◆ Set problem ◆
Find the lines holding the word "this" and collect them.

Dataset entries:
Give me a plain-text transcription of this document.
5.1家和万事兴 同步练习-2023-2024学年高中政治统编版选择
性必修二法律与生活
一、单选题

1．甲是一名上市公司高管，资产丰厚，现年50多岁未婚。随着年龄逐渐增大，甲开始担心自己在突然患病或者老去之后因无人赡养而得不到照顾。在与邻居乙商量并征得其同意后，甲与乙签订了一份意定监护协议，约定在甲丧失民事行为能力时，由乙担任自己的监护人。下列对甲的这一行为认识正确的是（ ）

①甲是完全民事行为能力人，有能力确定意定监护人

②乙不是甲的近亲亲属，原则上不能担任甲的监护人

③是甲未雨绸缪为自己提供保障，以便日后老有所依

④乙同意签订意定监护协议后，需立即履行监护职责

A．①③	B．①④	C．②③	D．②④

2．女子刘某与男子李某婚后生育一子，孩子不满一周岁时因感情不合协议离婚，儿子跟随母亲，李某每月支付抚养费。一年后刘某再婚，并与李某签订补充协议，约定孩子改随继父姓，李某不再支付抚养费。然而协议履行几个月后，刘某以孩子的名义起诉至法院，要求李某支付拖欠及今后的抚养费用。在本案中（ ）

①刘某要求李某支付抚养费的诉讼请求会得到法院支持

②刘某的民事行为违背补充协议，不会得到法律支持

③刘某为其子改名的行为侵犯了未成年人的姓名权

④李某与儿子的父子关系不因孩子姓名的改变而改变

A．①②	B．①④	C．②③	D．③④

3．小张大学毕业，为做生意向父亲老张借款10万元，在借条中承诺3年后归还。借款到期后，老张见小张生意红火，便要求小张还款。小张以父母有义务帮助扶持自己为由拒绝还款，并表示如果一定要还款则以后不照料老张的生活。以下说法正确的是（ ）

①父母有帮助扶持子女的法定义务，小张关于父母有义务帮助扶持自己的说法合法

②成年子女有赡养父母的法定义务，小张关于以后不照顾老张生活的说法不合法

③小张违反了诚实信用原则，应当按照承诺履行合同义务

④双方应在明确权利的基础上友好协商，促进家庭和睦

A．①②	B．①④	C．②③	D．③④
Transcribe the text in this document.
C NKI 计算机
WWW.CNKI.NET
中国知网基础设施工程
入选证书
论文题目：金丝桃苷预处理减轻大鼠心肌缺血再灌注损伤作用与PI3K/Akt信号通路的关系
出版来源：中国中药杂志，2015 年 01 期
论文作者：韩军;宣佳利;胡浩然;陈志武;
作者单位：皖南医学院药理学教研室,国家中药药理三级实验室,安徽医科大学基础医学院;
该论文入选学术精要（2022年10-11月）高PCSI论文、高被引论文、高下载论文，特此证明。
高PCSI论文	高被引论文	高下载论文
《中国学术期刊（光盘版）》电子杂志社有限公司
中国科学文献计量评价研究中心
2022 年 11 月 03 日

◆ Response ◆
Give me a plain-text transcription of this document.
Transcribe the text in this document.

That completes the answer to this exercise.